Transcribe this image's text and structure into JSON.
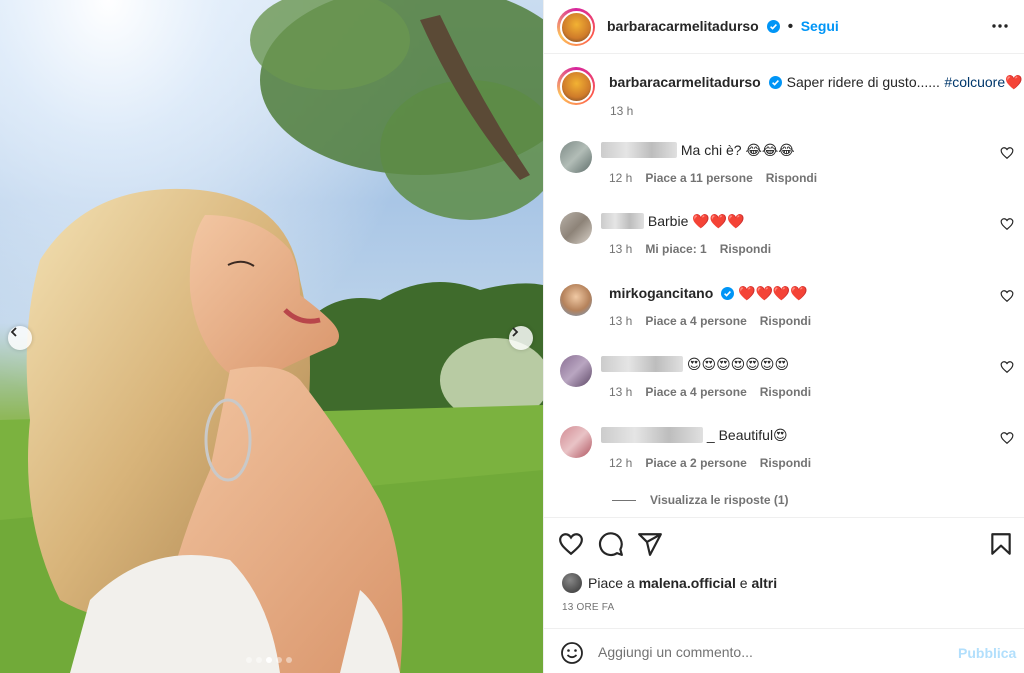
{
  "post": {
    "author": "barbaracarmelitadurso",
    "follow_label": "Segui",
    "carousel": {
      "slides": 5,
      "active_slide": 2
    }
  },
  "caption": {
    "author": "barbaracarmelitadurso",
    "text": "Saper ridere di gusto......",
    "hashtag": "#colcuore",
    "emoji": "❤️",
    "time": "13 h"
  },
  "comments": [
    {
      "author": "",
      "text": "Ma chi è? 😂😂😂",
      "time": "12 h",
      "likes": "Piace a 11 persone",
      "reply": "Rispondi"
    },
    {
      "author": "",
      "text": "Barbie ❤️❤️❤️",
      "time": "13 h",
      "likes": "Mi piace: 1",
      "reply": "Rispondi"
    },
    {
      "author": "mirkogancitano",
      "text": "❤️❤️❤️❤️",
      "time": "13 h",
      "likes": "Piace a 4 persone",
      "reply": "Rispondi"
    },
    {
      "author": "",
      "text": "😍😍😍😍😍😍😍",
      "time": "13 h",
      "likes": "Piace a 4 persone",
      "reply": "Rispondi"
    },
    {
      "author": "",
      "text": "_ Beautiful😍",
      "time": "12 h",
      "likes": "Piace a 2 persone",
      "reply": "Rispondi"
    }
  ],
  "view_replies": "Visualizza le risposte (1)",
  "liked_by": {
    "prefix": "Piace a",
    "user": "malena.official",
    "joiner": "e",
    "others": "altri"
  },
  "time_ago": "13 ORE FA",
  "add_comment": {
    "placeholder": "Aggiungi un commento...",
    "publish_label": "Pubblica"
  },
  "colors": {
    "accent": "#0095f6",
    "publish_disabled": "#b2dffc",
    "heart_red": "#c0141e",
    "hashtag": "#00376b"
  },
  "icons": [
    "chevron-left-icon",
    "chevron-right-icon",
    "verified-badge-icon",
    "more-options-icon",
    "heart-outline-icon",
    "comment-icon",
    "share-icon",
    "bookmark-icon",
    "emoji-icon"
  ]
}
__________________________________________________
## WRITTEN EXERCISE
Every record above should be transcribed exactly; the pictures stay out of the copy.

## FINISHED ANSWER
Transcribe this image's text and structure into JSON.
{
  "post": {
    "author": "barbaracarmelitadurso",
    "follow_label": "Segui",
    "carousel": {
      "slides": 5,
      "active_slide": 2
    }
  },
  "caption": {
    "author": "barbaracarmelitadurso",
    "text": "Saper ridere di gusto......",
    "hashtag": "#colcuore",
    "emoji": "❤️",
    "time": "13 h"
  },
  "comments": [
    {
      "author": "",
      "text": "Ma chi è? 😂😂😂",
      "time": "12 h",
      "likes": "Piace a 11 persone",
      "reply": "Rispondi"
    },
    {
      "author": "",
      "text": "Barbie ❤️❤️❤️",
      "time": "13 h",
      "likes": "Mi piace: 1",
      "reply": "Rispondi"
    },
    {
      "author": "mirkogancitano",
      "text": "❤️❤️❤️❤️",
      "time": "13 h",
      "likes": "Piace a 4 persone",
      "reply": "Rispondi"
    },
    {
      "author": "",
      "text": "😍😍😍😍😍😍😍",
      "time": "13 h",
      "likes": "Piace a 4 persone",
      "reply": "Rispondi"
    },
    {
      "author": "",
      "text": "_ Beautiful😍",
      "time": "12 h",
      "likes": "Piace a 2 persone",
      "reply": "Rispondi"
    }
  ],
  "view_replies": "Visualizza le risposte (1)",
  "liked_by": {
    "prefix": "Piace a",
    "user": "malena.official",
    "joiner": "e",
    "others": "altri"
  },
  "time_ago": "13 ORE FA",
  "add_comment": {
    "placeholder": "Aggiungi un commento...",
    "publish_label": "Pubblica"
  },
  "colors": {
    "accent": "#0095f6",
    "publish_disabled": "#b2dffc",
    "heart_red": "#c0141e",
    "hashtag": "#00376b"
  },
  "icons": [
    "chevron-left-icon",
    "chevron-right-icon",
    "verified-badge-icon",
    "more-options-icon",
    "heart-outline-icon",
    "comment-icon",
    "share-icon",
    "bookmark-icon",
    "emoji-icon"
  ]
}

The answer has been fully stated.